-- BEGIN Record extracts --

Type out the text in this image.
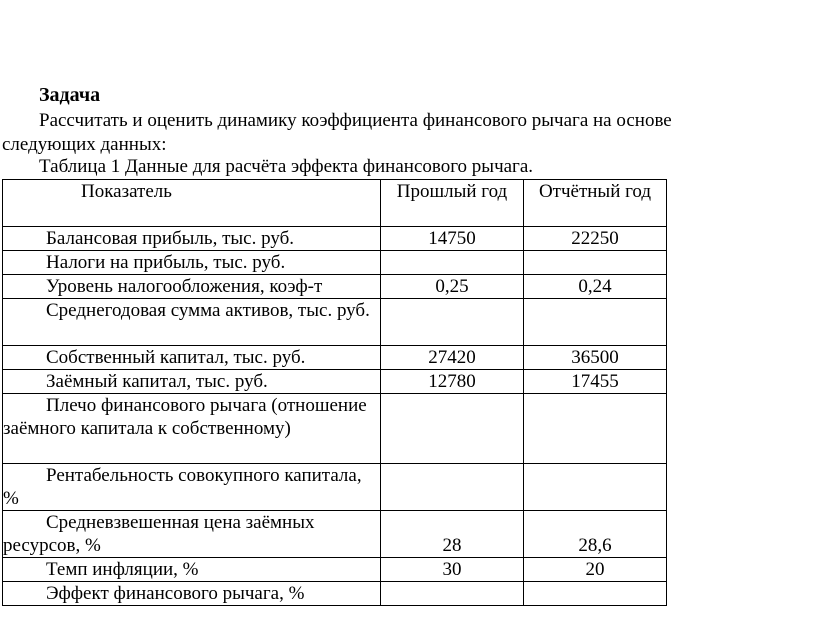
Задача
Рассчитать и оценить динамику коэффициента финансового рычага на основе
следующих данных:
Таблица 1 Данные для расчёта эффекта финансового рычага.
Показатель	Прошлый год	Отчётный год

Балансовая прибыль, тыс. руб.	14750	22250

Налоги на прибыль, тыс. руб.		

Уровень налогообложения, коэф-т	0,25	0,24

Среднегодовая сумма активов, тыс. руб.		

Собственный капитал, тыс. руб.	27420	36500

Заёмный капитал, тыс. руб.	12780	17455

Плечо финансового рычага (отношение заёмного капитала к собственному)		

Рентабельность совокупного капитала, %		

Средневзвешенная цена заёмных ресурсов, %	28	28,6

Темп инфляции, %	30	20

Эффект финансового рычага, %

-- END Record extracts --

The answer should be a single number: the count of lines in the data that include the string "рычага".

4